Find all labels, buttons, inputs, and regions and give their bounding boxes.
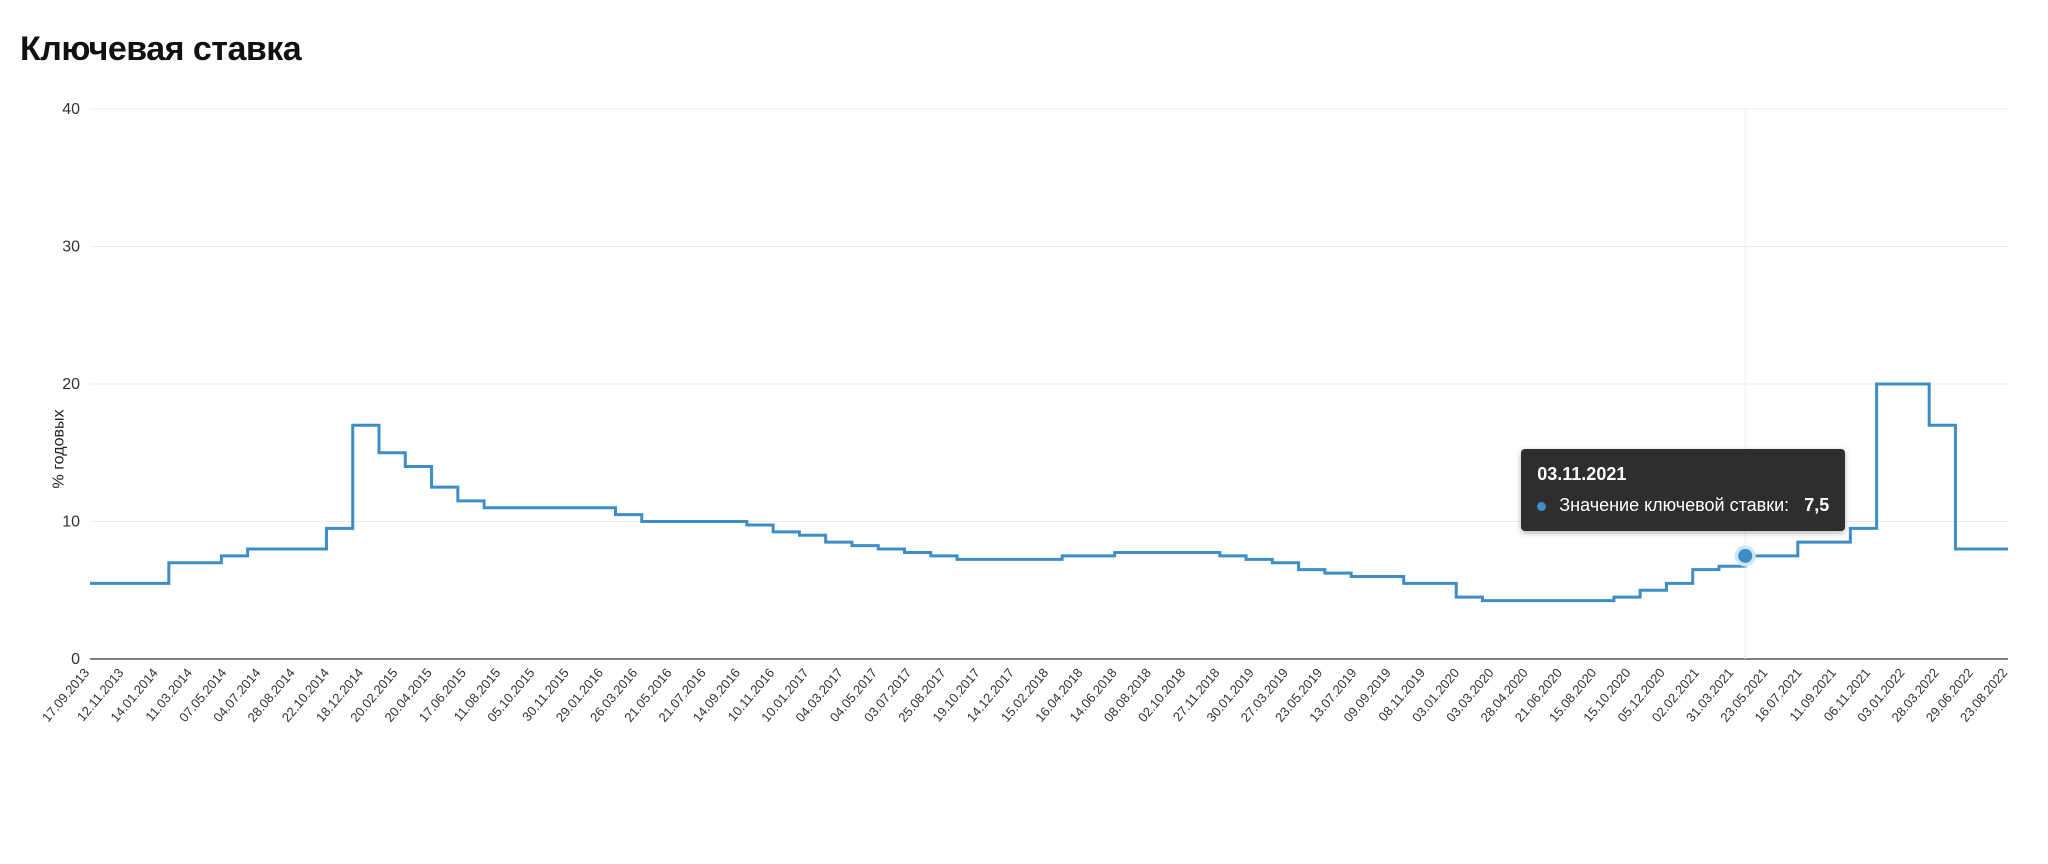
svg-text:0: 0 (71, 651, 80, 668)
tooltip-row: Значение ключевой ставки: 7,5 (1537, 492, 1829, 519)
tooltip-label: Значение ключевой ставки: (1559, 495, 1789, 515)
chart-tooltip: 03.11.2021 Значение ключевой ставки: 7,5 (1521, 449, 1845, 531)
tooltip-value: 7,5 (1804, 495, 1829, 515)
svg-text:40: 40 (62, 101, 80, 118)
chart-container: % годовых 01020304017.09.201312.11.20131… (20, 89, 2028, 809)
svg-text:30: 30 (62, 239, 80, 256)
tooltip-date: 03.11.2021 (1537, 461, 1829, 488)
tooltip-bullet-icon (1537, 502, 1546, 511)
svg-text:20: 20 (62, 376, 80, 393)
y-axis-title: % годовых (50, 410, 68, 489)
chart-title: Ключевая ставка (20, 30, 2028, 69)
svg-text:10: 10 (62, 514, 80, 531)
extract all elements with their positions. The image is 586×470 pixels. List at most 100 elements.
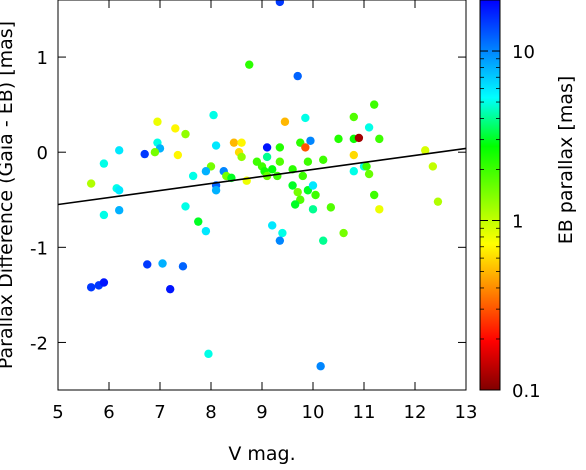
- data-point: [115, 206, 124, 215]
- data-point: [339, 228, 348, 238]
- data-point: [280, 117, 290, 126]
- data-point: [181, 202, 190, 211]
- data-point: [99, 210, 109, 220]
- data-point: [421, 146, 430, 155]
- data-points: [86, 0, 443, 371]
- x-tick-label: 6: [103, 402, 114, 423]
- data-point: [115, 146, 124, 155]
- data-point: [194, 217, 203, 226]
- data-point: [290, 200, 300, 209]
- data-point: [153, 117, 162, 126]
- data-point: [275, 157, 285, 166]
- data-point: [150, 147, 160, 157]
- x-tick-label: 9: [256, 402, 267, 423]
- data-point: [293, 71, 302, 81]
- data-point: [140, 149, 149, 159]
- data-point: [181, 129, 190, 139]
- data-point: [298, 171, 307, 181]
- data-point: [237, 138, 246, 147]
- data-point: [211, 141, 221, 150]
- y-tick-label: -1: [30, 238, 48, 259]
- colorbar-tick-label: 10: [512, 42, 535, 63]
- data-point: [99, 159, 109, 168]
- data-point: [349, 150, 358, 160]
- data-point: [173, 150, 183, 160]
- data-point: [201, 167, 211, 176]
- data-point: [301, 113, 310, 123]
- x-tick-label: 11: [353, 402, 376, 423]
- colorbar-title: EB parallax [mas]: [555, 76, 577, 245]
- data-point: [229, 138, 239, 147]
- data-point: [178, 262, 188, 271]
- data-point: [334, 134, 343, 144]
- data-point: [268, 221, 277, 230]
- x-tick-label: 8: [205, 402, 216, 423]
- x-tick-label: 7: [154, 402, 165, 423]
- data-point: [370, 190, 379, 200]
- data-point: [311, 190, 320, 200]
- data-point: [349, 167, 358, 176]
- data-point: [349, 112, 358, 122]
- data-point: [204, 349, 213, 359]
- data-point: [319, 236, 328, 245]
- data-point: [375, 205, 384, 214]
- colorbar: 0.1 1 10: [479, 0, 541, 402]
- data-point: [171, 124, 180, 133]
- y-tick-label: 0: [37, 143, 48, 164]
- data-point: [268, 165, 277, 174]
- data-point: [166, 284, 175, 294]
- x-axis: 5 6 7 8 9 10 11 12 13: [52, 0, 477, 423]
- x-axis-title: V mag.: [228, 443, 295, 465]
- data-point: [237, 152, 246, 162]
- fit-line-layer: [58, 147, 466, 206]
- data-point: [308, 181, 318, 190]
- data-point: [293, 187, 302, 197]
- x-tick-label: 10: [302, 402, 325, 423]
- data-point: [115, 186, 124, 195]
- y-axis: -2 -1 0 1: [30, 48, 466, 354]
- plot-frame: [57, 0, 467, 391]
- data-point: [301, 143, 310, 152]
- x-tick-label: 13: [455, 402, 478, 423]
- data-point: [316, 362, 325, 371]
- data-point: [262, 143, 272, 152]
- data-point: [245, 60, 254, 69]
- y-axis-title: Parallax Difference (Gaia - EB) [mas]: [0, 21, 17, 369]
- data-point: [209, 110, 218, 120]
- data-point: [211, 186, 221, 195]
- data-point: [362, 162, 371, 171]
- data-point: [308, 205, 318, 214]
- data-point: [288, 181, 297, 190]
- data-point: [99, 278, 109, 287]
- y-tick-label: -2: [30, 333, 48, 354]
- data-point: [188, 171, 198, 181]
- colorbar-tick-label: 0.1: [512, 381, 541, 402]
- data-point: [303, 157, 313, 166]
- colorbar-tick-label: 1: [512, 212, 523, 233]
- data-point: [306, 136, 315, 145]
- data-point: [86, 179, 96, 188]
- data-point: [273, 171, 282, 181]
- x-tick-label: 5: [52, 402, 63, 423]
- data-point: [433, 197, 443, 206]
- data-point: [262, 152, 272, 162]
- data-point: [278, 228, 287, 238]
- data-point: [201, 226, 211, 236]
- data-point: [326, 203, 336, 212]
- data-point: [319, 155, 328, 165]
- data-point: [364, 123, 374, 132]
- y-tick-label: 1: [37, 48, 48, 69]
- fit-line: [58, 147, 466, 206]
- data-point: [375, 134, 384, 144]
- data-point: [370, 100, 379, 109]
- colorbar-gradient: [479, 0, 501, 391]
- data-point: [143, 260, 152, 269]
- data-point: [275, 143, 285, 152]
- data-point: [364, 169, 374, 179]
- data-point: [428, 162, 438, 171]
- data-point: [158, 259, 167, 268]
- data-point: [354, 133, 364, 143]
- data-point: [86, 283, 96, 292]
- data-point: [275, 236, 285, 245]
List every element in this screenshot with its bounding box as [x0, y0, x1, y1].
+ + + + + + +
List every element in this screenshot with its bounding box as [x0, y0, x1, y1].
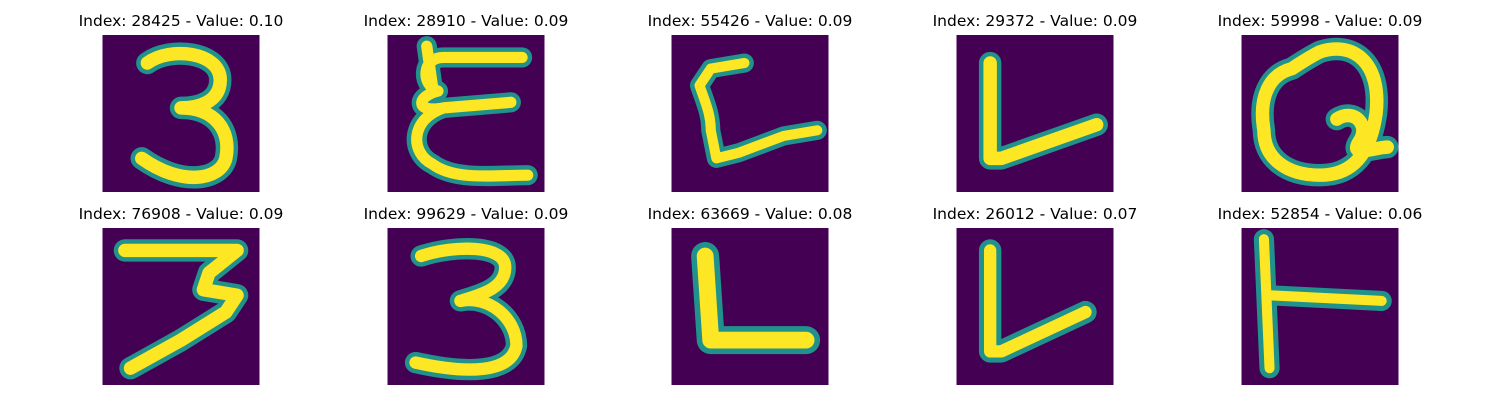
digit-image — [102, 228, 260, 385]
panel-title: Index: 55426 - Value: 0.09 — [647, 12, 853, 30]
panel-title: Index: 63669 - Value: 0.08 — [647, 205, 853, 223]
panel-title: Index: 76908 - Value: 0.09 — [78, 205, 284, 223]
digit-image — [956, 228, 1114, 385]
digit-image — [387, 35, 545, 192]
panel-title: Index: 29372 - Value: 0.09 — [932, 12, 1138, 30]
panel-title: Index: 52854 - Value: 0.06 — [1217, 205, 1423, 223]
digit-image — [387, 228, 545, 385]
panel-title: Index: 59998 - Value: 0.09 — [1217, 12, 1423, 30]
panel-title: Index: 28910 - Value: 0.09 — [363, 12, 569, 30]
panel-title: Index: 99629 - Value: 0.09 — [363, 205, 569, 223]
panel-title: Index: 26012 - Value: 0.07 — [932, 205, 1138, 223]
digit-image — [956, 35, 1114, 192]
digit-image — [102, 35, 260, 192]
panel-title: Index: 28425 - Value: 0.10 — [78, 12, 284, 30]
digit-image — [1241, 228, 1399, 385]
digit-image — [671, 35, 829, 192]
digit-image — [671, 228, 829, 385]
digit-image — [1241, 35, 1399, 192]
+ + + + + + +
→ Direction: Set out the lines of the material from the line containing "- data-point: [115, 206, 124, 215]" through the line containing "- data-point: [301, 113, 310, 123]" as a Markdown table with the columns Row and Line. Number each line in Row, put the line itself in Line, and skip any blank lines.

→ Written solution:
| Row | Line |
|---|---|
| 1 | - data-point: [115, 206, 124, 215] |
| 2 | - data-point: [339, 228, 348, 238] |
| 3 | - data-point: [280, 117, 290, 126] |
| 4 | - data-point: [181, 202, 190, 211] |
| 5 | - data-point: [99, 210, 109, 220] |
| 6 | - data-point: [421, 146, 430, 155] |
| 7 | - data-points: [86, 0, 443, 371] |
| 8 | - x-tick-label: 6: [103, 402, 114, 423] |
| 9 | - data-point: [115, 146, 124, 155] |
| 10 | - data-point: [194, 217, 203, 226] |
| 11 | - data-point: [290, 200, 300, 209] |
| 12 | - data-point: [153, 117, 162, 126] |
| 13 | - data-point: [275, 157, 285, 166] |
| 14 | - data-point: [150, 147, 160, 157] |
| 15 | - x-tick-label: 9: [256, 402, 267, 423] |
| 16 | - data-point: [293, 71, 302, 81] |
| 17 | - data-point: [140, 149, 149, 159] |
| 18 | - data-point: [181, 129, 190, 139] |
| 19 | - data-point: [298, 171, 307, 181] |
| 20 | - data-point: [237, 138, 246, 147] |
| 21 | - data-point: [211, 141, 221, 150] |
| 22 | - y-tick-label: -1: [30, 238, 48, 259] |
| 23 | - colorbar-tick-label: 10: [512, 42, 535, 63] |
| 24 | - data-point: [99, 159, 109, 168] |
| 25 | - data-point: [349, 150, 358, 160] |
| 26 | - data-point: [173, 150, 183, 160] |
| 27 | - data-point: [201, 167, 211, 176] |
| 28 | - data-point: [301, 113, 310, 123] |